**Given instruction:** Show, in full, each line of the data that contains "quarter".

**Information shown:**
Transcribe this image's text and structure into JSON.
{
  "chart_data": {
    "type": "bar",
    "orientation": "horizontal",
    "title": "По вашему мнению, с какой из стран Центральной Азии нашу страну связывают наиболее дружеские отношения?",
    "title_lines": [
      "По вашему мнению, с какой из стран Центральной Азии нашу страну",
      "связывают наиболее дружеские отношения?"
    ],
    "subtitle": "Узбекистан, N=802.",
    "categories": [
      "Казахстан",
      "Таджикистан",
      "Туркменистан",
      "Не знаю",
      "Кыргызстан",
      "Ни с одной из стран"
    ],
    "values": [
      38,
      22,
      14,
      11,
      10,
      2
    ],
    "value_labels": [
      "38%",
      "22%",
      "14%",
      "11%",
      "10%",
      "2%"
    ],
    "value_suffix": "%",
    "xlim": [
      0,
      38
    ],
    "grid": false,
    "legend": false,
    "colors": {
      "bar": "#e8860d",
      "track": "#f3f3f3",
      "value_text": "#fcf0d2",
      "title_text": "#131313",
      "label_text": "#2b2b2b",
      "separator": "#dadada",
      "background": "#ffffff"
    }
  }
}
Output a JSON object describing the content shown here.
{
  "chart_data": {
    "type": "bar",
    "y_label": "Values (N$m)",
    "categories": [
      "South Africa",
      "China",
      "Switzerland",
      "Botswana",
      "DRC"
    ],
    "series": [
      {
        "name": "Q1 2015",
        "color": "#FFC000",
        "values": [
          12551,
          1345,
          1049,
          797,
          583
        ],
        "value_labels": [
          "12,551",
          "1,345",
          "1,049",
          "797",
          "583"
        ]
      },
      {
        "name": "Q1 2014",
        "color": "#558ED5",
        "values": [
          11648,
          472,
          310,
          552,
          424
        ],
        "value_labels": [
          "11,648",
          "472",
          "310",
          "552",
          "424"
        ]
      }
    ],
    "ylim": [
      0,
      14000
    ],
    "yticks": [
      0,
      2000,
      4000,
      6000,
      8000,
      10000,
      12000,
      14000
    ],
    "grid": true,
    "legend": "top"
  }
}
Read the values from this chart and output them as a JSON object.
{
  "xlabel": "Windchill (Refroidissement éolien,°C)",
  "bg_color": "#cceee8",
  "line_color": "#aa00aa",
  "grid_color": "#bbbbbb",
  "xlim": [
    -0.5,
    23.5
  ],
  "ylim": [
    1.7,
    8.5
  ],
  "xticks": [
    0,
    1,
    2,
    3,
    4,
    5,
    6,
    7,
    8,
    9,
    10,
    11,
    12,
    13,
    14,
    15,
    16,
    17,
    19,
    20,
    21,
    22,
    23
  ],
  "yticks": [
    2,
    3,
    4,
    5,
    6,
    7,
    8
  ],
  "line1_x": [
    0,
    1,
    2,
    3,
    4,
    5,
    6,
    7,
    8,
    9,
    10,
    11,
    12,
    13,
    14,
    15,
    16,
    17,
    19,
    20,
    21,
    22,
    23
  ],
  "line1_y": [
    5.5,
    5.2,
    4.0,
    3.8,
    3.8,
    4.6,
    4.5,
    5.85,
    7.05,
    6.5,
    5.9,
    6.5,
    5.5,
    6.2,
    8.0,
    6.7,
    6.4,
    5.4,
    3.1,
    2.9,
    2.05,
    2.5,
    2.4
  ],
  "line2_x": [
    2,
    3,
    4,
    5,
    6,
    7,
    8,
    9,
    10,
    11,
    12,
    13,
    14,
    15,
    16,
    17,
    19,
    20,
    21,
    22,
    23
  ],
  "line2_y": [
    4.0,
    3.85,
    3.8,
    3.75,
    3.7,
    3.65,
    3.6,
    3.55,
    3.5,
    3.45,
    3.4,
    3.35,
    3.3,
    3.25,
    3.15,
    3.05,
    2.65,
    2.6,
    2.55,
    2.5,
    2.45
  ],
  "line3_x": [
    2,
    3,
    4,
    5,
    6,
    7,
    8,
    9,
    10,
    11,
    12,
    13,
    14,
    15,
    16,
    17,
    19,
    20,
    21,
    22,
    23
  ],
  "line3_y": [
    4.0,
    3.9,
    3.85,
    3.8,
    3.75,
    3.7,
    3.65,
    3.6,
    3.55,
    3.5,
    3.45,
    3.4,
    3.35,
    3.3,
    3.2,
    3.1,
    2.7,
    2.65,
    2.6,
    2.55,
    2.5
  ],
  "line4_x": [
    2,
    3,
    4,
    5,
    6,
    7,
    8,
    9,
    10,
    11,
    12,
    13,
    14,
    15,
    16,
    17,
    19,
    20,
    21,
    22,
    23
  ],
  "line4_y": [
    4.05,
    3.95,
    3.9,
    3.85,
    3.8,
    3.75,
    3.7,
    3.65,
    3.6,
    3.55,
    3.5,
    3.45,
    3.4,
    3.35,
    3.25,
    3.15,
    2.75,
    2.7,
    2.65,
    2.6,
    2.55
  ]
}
---
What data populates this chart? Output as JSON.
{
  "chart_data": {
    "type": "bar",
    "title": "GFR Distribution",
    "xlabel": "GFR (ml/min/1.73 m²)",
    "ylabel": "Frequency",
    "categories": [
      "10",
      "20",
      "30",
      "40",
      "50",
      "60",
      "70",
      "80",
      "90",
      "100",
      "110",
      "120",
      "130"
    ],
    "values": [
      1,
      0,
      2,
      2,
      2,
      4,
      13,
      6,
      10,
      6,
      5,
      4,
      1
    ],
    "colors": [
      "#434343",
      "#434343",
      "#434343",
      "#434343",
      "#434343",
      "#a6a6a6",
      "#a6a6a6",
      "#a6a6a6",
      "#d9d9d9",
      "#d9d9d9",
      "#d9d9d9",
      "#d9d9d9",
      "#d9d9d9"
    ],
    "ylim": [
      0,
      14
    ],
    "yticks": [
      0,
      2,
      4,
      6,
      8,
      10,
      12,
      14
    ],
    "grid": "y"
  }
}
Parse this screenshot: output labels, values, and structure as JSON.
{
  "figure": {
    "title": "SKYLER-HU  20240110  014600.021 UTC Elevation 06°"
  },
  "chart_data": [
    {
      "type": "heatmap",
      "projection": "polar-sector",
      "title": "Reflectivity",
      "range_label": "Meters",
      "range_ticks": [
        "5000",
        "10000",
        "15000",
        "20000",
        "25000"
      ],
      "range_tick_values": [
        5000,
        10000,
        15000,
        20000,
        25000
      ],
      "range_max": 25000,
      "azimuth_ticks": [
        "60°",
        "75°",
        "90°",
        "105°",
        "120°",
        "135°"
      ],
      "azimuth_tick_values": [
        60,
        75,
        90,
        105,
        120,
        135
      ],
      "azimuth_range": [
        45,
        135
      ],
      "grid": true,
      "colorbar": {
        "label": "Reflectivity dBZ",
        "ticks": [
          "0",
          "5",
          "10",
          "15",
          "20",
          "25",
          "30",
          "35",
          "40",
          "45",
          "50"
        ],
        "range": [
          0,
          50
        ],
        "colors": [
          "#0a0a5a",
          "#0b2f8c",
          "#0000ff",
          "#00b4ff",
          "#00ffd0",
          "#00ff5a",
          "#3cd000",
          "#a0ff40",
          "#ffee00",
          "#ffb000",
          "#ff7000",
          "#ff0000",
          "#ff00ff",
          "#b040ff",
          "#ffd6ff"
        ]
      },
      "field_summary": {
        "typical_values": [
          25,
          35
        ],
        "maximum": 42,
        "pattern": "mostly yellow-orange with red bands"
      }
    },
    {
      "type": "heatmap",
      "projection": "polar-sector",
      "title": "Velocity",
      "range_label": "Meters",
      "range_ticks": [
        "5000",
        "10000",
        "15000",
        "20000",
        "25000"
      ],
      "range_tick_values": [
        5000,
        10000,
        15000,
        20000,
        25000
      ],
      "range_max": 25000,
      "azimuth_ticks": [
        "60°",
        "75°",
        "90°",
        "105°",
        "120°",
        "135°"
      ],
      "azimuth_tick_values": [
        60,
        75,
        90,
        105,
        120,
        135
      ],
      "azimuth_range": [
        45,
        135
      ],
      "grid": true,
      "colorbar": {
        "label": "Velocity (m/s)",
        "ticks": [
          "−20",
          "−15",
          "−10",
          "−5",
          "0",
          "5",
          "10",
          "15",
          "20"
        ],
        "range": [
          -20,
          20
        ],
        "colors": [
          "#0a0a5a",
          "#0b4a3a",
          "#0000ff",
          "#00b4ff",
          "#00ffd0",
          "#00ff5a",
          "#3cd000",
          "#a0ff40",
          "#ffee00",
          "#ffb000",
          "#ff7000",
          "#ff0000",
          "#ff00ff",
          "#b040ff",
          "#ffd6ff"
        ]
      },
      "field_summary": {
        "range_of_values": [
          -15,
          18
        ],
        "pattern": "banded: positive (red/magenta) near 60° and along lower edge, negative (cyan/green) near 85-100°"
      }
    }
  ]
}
==
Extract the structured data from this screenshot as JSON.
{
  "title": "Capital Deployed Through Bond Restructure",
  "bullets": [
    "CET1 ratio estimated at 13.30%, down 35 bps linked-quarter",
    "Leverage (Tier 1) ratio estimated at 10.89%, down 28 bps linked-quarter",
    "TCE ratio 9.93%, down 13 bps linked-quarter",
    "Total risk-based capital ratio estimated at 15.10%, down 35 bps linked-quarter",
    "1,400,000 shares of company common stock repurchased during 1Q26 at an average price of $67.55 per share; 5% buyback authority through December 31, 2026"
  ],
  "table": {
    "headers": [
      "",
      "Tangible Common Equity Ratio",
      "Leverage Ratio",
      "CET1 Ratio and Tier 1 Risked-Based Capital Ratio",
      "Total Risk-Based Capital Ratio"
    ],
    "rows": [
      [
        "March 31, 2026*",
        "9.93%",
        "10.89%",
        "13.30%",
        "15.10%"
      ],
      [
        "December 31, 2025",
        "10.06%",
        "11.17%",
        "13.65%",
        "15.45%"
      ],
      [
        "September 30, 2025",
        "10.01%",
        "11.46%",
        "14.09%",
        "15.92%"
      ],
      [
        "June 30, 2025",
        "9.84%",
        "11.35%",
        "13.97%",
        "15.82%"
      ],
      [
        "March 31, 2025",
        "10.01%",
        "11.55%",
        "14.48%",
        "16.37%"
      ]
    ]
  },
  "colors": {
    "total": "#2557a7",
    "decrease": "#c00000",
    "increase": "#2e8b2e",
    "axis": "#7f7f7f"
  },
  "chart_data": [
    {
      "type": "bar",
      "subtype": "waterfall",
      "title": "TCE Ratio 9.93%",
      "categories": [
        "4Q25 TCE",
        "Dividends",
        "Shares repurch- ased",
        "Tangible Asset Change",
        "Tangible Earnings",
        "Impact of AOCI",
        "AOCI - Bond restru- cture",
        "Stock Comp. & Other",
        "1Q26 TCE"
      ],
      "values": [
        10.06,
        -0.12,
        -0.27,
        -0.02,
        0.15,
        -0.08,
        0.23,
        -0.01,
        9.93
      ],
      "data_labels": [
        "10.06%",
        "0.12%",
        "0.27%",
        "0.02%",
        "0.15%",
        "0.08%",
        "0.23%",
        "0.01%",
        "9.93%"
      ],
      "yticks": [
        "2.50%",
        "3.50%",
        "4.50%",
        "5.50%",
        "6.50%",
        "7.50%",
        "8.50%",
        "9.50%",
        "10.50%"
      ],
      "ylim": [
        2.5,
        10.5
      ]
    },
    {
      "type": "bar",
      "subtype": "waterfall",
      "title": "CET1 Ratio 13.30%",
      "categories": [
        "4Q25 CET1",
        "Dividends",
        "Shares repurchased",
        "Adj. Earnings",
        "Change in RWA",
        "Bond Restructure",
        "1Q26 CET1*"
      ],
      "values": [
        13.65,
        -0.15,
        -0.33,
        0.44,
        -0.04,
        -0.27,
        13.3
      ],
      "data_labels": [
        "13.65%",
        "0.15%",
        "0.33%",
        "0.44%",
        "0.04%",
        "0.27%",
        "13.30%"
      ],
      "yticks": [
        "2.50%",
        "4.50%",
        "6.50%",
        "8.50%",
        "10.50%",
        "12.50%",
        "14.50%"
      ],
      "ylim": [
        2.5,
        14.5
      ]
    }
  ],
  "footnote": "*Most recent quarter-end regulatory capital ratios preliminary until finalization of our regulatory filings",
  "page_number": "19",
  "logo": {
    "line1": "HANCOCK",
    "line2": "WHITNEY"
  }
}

**Response to this exercise:**
    "CET1 ratio estimated at 13.30%, down 35 bps linked-quarter",
    "Leverage (Tier 1) ratio estimated at 10.89%, down 28 bps linked-quarter",
    "TCE ratio 9.93%, down 13 bps linked-quarter",
    "Total risk-based capital ratio estimated at 15.10%, down 35 bps linked-quarter",
  "footnote": "*Most recent quarter-end regulatory capital ratios preliminary until finalization of our regulatory filings",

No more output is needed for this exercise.